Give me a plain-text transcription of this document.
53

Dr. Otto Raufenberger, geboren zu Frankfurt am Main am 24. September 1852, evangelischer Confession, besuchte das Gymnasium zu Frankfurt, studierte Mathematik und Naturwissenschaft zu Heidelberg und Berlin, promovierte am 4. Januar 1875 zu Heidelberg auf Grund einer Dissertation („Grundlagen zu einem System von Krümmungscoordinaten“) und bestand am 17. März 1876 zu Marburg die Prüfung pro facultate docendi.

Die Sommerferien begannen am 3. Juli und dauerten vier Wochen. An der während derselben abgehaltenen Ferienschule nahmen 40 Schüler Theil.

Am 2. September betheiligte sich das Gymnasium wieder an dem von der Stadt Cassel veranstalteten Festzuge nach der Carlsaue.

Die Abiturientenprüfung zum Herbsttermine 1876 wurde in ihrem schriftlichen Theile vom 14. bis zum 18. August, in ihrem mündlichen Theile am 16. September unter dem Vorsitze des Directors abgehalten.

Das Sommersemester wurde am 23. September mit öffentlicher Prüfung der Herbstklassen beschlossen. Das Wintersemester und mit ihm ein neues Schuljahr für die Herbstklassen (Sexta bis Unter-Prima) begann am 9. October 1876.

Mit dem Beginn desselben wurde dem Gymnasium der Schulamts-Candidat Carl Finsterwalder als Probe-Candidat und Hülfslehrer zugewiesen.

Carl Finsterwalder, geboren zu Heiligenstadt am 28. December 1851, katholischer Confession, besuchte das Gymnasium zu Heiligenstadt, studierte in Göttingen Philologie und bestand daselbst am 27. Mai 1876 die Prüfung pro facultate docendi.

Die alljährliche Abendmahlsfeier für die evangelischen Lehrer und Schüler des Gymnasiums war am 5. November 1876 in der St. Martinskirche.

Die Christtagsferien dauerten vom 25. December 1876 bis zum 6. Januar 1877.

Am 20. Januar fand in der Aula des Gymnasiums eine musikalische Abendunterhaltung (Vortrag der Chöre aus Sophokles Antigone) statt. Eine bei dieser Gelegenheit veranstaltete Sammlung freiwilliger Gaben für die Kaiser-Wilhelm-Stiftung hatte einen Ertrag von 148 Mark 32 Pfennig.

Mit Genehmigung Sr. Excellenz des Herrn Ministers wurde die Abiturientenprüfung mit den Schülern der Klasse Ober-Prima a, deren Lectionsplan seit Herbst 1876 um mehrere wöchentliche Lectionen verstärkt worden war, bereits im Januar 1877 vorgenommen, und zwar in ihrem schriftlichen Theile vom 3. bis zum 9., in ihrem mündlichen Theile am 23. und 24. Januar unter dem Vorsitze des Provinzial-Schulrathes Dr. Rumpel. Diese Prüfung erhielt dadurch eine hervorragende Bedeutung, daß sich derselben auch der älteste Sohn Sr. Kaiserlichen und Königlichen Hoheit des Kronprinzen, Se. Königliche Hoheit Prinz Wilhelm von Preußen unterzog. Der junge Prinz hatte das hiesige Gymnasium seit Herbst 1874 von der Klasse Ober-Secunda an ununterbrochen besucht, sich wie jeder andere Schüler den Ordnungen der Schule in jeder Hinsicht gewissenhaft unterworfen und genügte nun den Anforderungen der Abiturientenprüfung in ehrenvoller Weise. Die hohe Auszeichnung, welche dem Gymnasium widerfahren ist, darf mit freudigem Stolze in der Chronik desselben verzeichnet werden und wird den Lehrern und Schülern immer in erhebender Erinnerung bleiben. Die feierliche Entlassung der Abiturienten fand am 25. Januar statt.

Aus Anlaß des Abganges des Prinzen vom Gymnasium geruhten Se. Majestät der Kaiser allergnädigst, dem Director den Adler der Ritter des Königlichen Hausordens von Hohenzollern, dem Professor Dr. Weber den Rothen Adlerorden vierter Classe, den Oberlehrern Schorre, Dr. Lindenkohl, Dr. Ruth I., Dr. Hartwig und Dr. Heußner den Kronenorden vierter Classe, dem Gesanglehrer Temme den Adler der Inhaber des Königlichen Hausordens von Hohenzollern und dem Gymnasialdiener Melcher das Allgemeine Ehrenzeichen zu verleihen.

· · · ·

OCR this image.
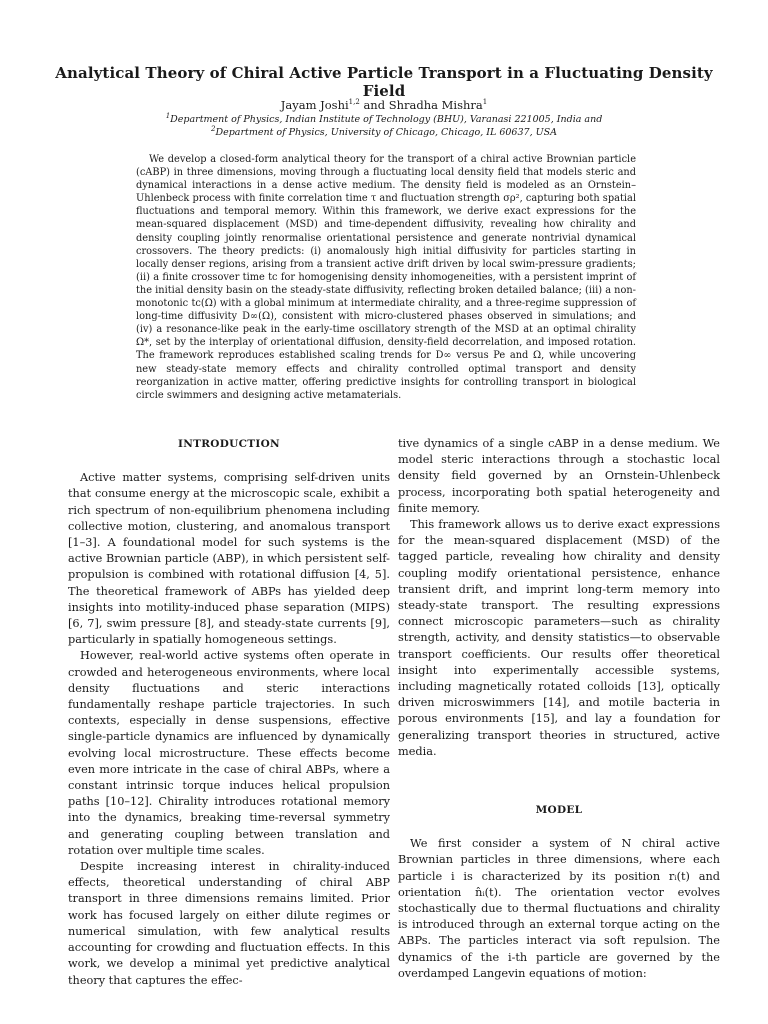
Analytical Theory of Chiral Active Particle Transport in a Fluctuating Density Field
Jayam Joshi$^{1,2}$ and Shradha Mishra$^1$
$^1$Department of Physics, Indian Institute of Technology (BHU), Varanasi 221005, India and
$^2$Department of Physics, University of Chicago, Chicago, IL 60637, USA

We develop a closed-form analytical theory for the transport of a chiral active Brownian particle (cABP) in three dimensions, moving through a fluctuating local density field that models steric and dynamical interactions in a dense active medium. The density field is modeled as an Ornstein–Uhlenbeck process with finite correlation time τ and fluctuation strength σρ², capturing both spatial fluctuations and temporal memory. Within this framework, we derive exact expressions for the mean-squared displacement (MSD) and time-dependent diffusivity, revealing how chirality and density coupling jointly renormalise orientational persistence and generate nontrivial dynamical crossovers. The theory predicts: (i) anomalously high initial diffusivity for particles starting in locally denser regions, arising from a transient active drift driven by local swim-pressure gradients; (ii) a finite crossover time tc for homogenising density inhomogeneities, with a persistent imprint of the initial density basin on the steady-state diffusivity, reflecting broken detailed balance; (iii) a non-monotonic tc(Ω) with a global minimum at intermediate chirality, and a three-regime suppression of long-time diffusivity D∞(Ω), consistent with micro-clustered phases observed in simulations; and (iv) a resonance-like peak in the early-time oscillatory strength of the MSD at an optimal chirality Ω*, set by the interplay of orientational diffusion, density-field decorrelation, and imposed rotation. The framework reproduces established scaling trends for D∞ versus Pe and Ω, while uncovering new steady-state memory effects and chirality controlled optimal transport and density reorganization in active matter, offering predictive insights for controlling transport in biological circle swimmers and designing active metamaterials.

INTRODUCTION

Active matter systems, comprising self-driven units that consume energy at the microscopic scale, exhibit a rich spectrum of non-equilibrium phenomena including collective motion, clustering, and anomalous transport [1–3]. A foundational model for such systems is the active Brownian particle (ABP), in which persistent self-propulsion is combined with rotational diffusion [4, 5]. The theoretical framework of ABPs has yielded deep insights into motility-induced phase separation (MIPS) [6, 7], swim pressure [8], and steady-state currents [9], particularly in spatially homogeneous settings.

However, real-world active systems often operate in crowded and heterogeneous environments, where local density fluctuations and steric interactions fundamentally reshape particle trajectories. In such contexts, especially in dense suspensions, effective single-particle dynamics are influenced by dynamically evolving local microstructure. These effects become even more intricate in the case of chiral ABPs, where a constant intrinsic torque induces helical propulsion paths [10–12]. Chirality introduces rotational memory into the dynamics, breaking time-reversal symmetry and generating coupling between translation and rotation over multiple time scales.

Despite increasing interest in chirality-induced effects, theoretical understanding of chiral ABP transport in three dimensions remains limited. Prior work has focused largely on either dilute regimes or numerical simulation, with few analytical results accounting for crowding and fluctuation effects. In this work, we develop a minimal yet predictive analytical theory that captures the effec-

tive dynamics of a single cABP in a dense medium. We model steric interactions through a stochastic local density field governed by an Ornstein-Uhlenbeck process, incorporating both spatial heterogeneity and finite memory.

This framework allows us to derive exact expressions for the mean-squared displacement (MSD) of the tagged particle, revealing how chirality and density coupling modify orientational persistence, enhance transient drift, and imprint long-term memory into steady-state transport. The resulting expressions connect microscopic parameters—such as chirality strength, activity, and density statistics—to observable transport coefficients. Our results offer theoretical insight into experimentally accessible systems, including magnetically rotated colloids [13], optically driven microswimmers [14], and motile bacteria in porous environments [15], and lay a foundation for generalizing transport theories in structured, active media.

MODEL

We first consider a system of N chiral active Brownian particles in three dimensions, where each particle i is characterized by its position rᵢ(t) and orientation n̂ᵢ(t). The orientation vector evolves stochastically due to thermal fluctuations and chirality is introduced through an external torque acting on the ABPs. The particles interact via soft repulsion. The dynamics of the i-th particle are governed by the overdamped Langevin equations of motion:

· · · ·

For each line above that includes "Department", copy the line.

$^1$Department of Physics, Indian Institute of Technology (BHU), Varanasi 221005, India and
$^2$Department of Physics, University of Chicago, Chicago, IL 60637, USA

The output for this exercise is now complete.